— start of EXTRACTED INFORMATION —

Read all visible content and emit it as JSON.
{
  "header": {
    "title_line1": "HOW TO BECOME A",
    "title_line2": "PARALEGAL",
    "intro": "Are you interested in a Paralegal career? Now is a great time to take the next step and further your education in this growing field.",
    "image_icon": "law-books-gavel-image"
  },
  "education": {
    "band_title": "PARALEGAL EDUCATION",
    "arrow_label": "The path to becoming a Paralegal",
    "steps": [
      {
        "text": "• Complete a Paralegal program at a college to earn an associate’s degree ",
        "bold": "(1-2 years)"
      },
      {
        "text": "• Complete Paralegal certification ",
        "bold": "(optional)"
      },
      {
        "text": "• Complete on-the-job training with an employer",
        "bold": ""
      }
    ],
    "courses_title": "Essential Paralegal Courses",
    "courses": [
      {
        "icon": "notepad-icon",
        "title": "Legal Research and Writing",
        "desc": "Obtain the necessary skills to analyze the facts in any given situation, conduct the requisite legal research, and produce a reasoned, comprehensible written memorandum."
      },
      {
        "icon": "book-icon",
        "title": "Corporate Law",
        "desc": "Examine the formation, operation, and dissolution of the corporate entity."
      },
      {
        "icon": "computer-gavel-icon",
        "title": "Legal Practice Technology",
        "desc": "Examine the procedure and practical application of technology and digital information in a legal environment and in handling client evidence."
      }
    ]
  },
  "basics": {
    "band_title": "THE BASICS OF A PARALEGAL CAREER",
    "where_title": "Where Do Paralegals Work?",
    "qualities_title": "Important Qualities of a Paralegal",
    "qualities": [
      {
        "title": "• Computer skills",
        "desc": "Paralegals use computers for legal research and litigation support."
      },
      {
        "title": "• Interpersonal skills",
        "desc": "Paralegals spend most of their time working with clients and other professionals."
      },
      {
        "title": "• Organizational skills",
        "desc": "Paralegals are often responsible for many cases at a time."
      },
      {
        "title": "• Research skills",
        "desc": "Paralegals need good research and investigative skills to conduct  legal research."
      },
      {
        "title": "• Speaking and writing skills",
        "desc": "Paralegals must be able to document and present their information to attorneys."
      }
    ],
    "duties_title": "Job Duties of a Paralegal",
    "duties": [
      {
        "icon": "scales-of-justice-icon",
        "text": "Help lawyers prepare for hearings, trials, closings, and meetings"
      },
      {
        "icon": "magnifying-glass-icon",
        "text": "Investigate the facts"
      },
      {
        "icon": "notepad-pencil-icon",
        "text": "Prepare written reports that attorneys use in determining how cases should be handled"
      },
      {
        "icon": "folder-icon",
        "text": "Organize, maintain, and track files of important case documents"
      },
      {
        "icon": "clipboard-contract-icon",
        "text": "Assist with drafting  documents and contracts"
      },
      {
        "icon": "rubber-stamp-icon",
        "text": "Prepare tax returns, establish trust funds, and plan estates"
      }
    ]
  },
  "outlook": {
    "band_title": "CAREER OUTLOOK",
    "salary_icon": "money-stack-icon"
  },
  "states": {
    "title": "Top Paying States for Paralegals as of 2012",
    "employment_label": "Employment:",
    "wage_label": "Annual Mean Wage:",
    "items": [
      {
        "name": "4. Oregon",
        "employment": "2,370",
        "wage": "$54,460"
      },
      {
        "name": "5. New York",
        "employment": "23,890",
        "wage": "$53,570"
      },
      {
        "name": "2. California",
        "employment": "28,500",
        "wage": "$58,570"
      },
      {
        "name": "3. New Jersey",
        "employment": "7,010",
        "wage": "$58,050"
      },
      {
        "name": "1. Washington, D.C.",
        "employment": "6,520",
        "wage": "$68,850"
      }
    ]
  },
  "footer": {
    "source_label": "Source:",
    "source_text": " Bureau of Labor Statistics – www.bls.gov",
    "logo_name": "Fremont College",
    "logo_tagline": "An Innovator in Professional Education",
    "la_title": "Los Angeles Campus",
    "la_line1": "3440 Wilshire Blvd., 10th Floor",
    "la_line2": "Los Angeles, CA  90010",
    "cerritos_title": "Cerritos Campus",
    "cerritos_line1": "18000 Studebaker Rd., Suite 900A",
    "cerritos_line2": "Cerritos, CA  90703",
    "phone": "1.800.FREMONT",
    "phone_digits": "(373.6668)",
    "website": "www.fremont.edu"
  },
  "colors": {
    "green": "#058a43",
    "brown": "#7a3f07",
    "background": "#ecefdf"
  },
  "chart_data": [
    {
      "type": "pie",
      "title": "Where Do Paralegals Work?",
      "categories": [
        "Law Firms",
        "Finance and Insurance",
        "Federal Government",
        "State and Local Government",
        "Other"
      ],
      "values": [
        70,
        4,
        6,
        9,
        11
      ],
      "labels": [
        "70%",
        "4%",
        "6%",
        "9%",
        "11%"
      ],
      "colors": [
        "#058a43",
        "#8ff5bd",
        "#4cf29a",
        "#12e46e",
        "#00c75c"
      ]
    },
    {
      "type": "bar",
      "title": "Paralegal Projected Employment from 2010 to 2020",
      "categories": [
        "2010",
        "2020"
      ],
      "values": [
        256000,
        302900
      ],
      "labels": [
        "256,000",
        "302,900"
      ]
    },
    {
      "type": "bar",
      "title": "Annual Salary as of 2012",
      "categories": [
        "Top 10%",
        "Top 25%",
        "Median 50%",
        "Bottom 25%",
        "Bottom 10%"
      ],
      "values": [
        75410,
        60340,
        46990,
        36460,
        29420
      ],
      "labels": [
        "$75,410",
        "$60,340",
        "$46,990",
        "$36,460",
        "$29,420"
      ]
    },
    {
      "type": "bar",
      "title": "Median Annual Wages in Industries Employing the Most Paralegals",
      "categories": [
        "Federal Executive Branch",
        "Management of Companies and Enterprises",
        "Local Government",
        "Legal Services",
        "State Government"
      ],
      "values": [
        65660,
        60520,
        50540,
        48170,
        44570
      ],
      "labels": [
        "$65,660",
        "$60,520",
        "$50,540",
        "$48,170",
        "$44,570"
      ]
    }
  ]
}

— end of EXTRACTED INFORMATION —

GOAL OF THE EXERCISE: Look for the word "documents" in every line of the listing and copy the lines that have it.

FINAL RESULT:
        "text": "Organize, maintain, and track files of important case documents"
        "text": "Assist with drafting  documents and contracts"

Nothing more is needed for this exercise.